*Job*:
Report every line below that holds the word "NOTAS".

*Raw data*:

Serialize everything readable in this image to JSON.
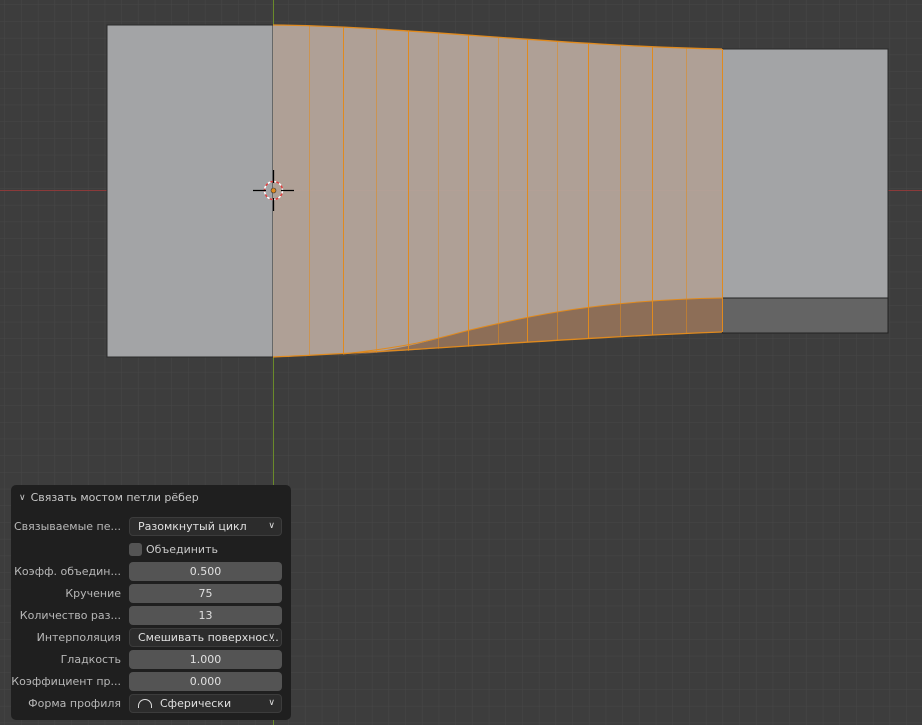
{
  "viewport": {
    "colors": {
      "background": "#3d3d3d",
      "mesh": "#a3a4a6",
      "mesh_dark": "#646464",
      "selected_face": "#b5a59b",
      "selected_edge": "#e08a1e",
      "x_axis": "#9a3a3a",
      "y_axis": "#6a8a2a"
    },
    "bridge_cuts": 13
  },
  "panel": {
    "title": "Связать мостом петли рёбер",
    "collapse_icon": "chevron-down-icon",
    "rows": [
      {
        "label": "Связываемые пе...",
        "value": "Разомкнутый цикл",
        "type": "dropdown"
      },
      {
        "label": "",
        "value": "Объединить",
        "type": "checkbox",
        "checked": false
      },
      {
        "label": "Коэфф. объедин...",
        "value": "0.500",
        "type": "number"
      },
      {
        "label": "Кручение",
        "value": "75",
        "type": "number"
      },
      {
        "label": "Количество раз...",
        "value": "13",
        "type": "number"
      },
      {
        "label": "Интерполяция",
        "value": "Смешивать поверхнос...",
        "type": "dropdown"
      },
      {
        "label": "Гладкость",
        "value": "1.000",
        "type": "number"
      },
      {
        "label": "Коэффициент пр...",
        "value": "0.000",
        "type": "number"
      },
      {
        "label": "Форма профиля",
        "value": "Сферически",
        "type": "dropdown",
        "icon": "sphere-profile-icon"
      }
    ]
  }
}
* * *
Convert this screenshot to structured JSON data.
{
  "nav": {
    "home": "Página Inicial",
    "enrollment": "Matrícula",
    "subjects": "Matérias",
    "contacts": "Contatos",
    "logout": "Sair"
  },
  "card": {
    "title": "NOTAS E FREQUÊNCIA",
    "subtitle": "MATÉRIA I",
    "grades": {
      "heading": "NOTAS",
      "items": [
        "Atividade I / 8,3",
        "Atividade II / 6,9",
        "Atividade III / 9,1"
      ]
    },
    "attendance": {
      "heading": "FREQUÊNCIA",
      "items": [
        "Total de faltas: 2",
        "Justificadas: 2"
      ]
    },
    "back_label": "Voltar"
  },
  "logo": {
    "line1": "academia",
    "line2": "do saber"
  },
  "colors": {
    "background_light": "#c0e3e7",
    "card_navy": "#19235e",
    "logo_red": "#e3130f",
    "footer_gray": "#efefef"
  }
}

*Solved problem*:
    "title": "NOTAS E FREQUÊNCIA",
      "heading": "NOTAS",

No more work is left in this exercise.